_The task_
Reproduce the records below in full and without edits, omitting images.

[Figure content listings]
━━━━━━

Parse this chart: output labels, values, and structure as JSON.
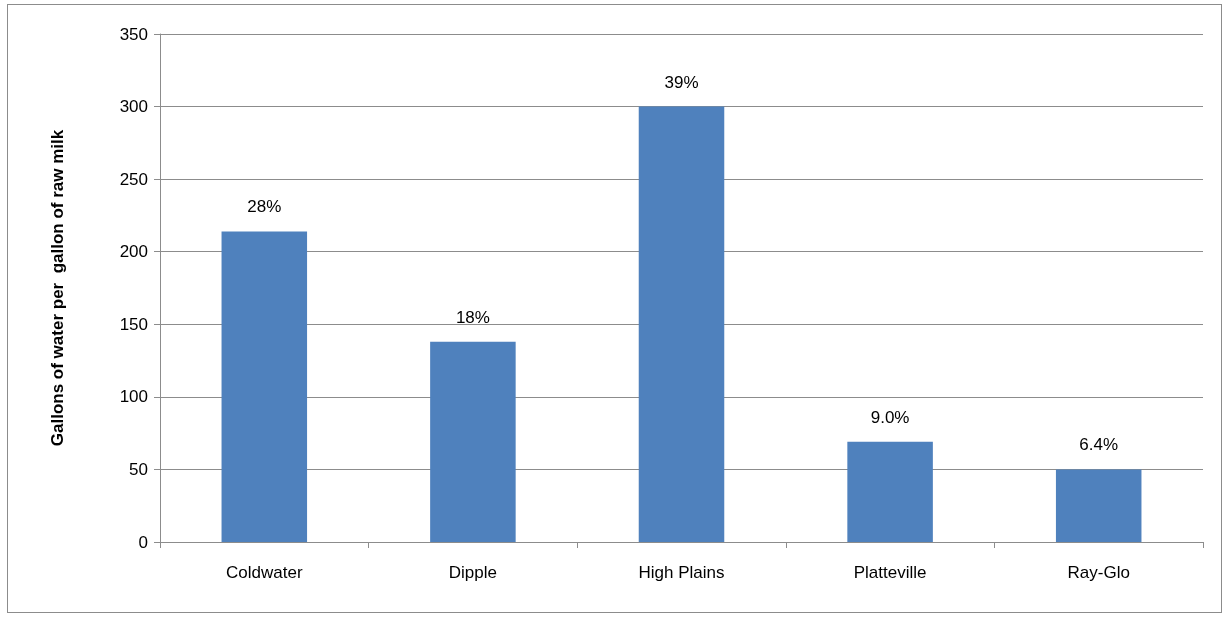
{
  "chart_data": {
    "type": "bar",
    "ylabel": "Gallons of water per  gallon of raw milk",
    "categories": [
      "Coldwater",
      "Dipple",
      "High Plains",
      "Platteville",
      "Ray-Glo"
    ],
    "values": [
      214,
      138,
      300,
      69,
      50
    ],
    "color": "#4f81bd",
    "annotations": [
      {
        "text": "28%",
        "x": "Coldwater",
        "y": 214
      },
      {
        "text": "18%",
        "x": "Dipple",
        "y": 138
      },
      {
        "text": "39%",
        "x": "High Plains",
        "y": 300
      },
      {
        "text": "9.0%",
        "x": "Platteville",
        "y": 69
      },
      {
        "text": "6.4%",
        "x": "Ray-Glo",
        "y": 50
      }
    ],
    "ylim": [
      0,
      350
    ],
    "yticks": [
      0,
      50,
      100,
      150,
      200,
      250,
      300,
      350
    ],
    "grid": "y"
  }
}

━━━━━━

_Correct output_
Parse this chart: output labels, values, and structure as JSON.
{
  "chart_data": {
    "type": "bar",
    "ylabel": "Gallons of water per  gallon of raw milk",
    "categories": [
      "Coldwater",
      "Dipple",
      "High Plains",
      "Platteville",
      "Ray-Glo"
    ],
    "values": [
      214,
      138,
      300,
      69,
      50
    ],
    "color": "#4f81bd",
    "annotations": [
      {
        "text": "28%",
        "x": "Coldwater",
        "y": 214
      },
      {
        "text": "18%",
        "x": "Dipple",
        "y": 138
      },
      {
        "text": "39%",
        "x": "High Plains",
        "y": 300
      },
      {
        "text": "9.0%",
        "x": "Platteville",
        "y": 69
      },
      {
        "text": "6.4%",
        "x": "Ray-Glo",
        "y": 50
      }
    ],
    "ylim": [
      0,
      350
    ],
    "yticks": [
      0,
      50,
      100,
      150,
      200,
      250,
      300,
      350
    ],
    "grid": "y"
  }
}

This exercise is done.